STATED TASK:
Pictures should be excluded; otherwise, copy every entry exactly.
--- start RECORDS TO USE ---
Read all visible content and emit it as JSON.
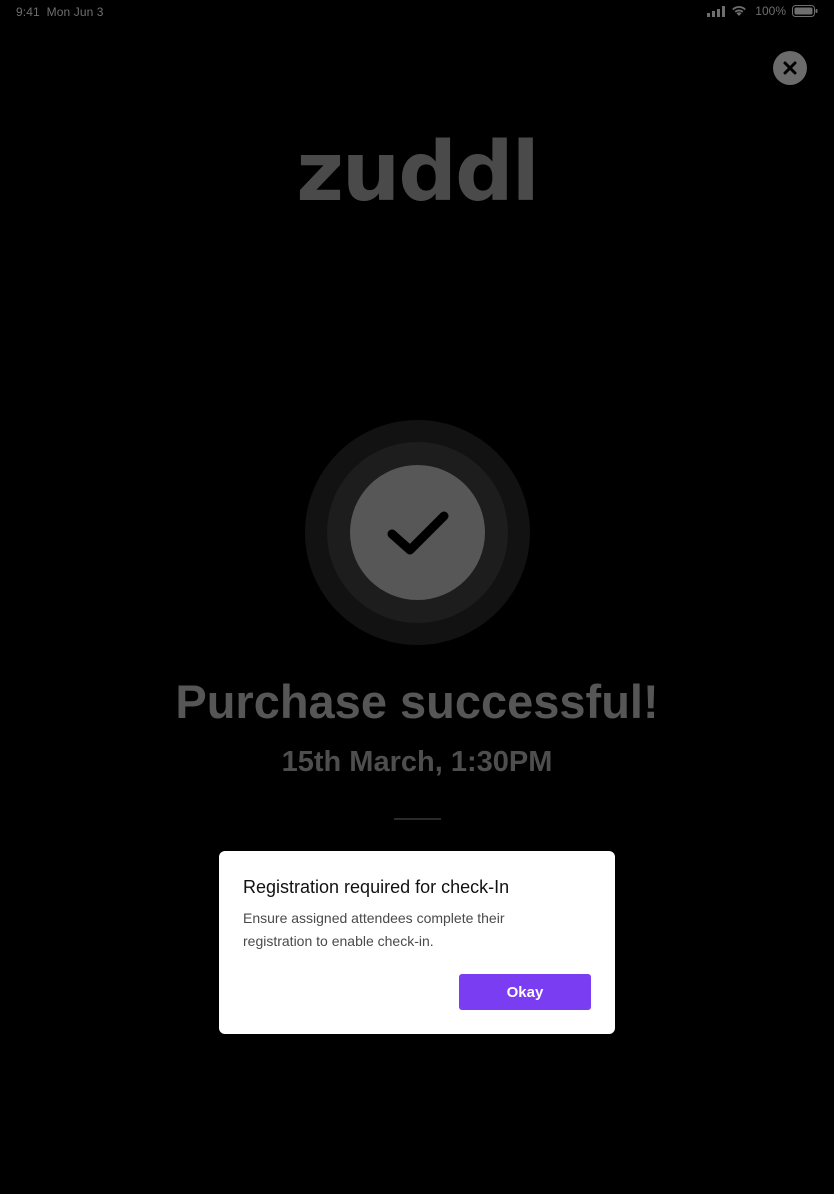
{
  "status_bar": {
    "time": "9:41",
    "date": "Mon Jun 3",
    "battery": "100%",
    "icons": [
      "signal-icon",
      "wifi-icon",
      "battery-icon"
    ]
  },
  "header": {
    "close_icon": "close-icon",
    "logo_text": "zuddl"
  },
  "success": {
    "icon": "checkmark-icon",
    "title": "Purchase successful!",
    "date_time": "15th March, 1:30PM"
  },
  "modal": {
    "title": "Registration required for check-In",
    "body": "Ensure assigned attendees complete their registration to enable check-in.",
    "okay_label": "Okay"
  },
  "colors": {
    "background": "#000000",
    "accent": "#7a3df2",
    "modal_background": "#ffffff"
  }
}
--- end RECORDS TO USE ---
EXERCISE OUTPUT:
Read all visible content and emit it as JSON.
{
  "status_bar": {
    "time": "9:41",
    "date": "Mon Jun 3",
    "battery": "100%",
    "icons": [
      "signal-icon",
      "wifi-icon",
      "battery-icon"
    ]
  },
  "header": {
    "close_icon": "close-icon",
    "logo_text": "zuddl"
  },
  "success": {
    "icon": "checkmark-icon",
    "title": "Purchase successful!",
    "date_time": "15th March, 1:30PM"
  },
  "modal": {
    "title": "Registration required for check-In",
    "body": "Ensure assigned attendees complete their registration to enable check-in.",
    "okay_label": "Okay"
  },
  "colors": {
    "background": "#000000",
    "accent": "#7a3df2",
    "modal_background": "#ffffff"
  }
}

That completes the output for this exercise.